*Task statement*
Go through the data and copy every line exactly, but not the images.

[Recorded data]
____

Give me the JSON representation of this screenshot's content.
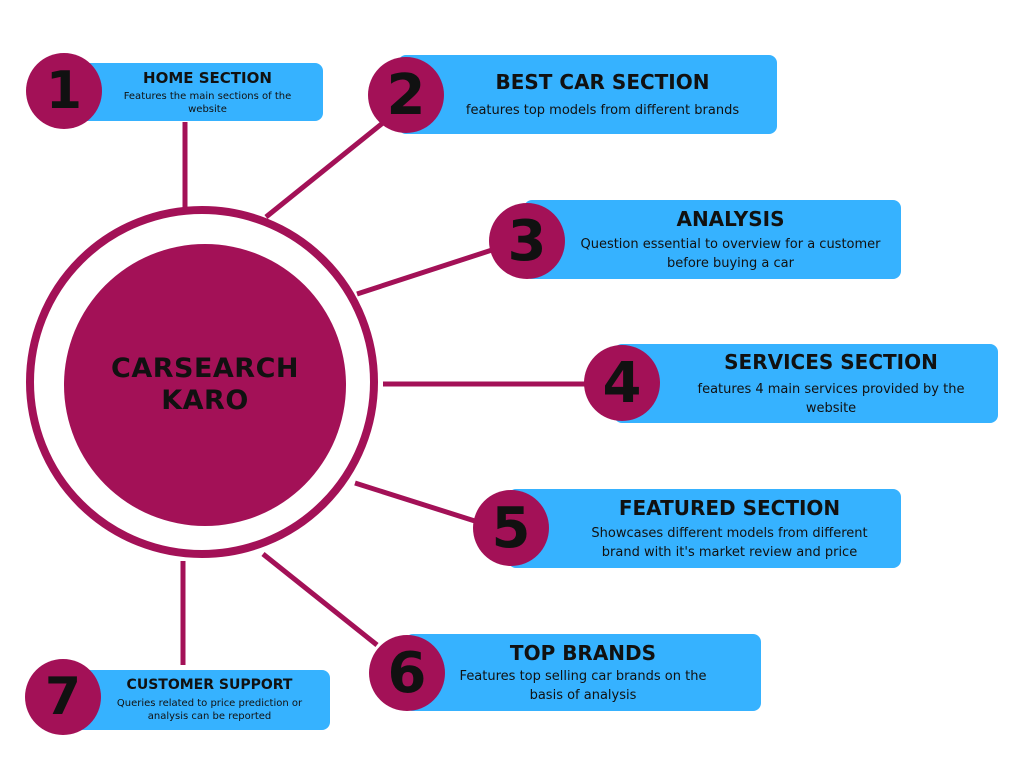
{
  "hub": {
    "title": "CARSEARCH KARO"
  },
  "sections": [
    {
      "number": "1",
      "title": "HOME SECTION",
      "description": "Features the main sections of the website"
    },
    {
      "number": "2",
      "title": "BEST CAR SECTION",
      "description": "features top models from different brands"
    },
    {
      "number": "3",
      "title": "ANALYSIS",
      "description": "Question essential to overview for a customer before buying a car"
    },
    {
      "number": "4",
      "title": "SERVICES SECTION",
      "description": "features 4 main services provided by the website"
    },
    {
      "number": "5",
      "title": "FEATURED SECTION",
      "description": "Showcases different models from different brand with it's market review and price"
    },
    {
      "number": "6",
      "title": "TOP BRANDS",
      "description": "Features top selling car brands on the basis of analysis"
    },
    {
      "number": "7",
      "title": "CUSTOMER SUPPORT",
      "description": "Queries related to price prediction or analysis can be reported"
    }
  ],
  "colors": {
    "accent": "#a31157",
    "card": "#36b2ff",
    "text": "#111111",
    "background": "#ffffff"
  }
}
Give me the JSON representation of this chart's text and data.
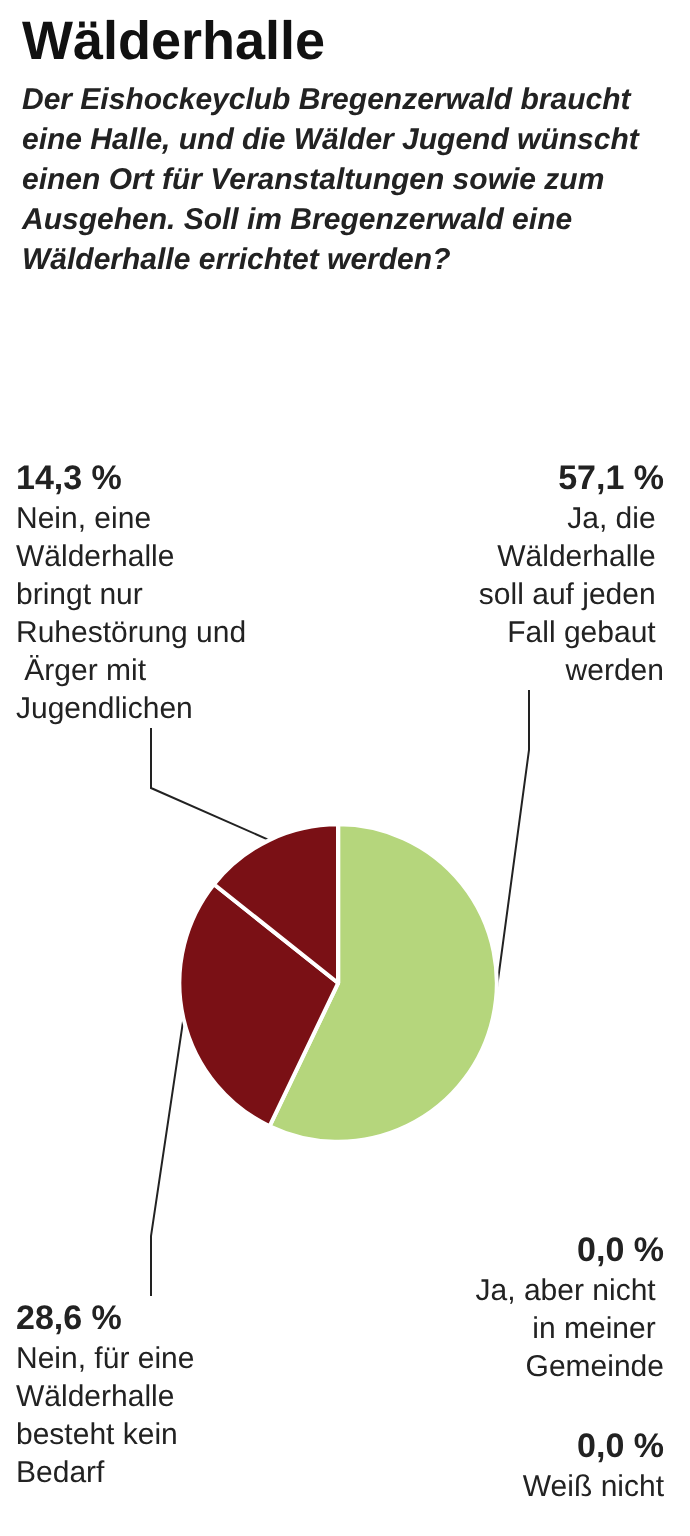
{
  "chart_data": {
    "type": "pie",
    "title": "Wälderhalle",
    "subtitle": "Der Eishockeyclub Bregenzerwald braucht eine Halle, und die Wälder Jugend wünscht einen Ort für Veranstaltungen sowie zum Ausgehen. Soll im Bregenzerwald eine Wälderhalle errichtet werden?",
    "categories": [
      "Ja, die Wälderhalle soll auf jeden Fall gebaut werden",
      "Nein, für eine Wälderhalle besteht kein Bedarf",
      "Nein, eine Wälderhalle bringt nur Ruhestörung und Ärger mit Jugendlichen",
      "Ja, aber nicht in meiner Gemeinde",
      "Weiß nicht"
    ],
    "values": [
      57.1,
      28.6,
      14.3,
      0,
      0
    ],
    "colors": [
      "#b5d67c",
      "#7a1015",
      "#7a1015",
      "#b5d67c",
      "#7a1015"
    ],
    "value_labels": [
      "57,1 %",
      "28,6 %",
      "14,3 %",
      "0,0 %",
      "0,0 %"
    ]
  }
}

____

*Task answer*
Give me the JSON representation of this screenshot's content.
{
  "hub": {
    "title": "CARSEARCH KARO"
  },
  "sections": [
    {
      "number": "1",
      "title": "HOME SECTION",
      "description": "Features the main sections of the website"
    },
    {
      "number": "2",
      "title": "BEST CAR SECTION",
      "description": "features top models from different brands"
    },
    {
      "number": "3",
      "title": "ANALYSIS",
      "description": "Question essential to overview for a customer before buying a car"
    },
    {
      "number": "4",
      "title": "SERVICES SECTION",
      "description": "features 4 main services provided by the website"
    },
    {
      "number": "5",
      "title": "FEATURED SECTION",
      "description": "Showcases different models from different brand with it's market review and price"
    },
    {
      "number": "6",
      "title": "TOP BRANDS",
      "description": "Features top selling car brands on the basis of analysis"
    },
    {
      "number": "7",
      "title": "CUSTOMER SUPPORT",
      "description": "Queries related to price prediction or analysis can be reported"
    }
  ],
  "colors": {
    "accent": "#a31157",
    "card": "#36b2ff",
    "text": "#111111",
    "background": "#ffffff"
  }
}
Give me the JSON representation of this chart's text and data.
{
  "chart_data": {
    "type": "pie",
    "title": "Wälderhalle",
    "subtitle": "Der Eishockeyclub Bregenzerwald braucht eine Halle, und die Wälder Jugend wünscht einen Ort für Veranstaltungen sowie zum Ausgehen. Soll im Bregenzerwald eine Wälderhalle errichtet werden?",
    "categories": [
      "Ja, die Wälderhalle soll auf jeden Fall gebaut werden",
      "Nein, für eine Wälderhalle besteht kein Bedarf",
      "Nein, eine Wälderhalle bringt nur Ruhestörung und Ärger mit Jugendlichen",
      "Ja, aber nicht in meiner Gemeinde",
      "Weiß nicht"
    ],
    "values": [
      57.1,
      28.6,
      14.3,
      0,
      0
    ],
    "colors": [
      "#b5d67c",
      "#7a1015",
      "#7a1015",
      "#b5d67c",
      "#7a1015"
    ],
    "value_labels": [
      "57,1 %",
      "28,6 %",
      "14,3 %",
      "0,0 %",
      "0,0 %"
    ]
  }
}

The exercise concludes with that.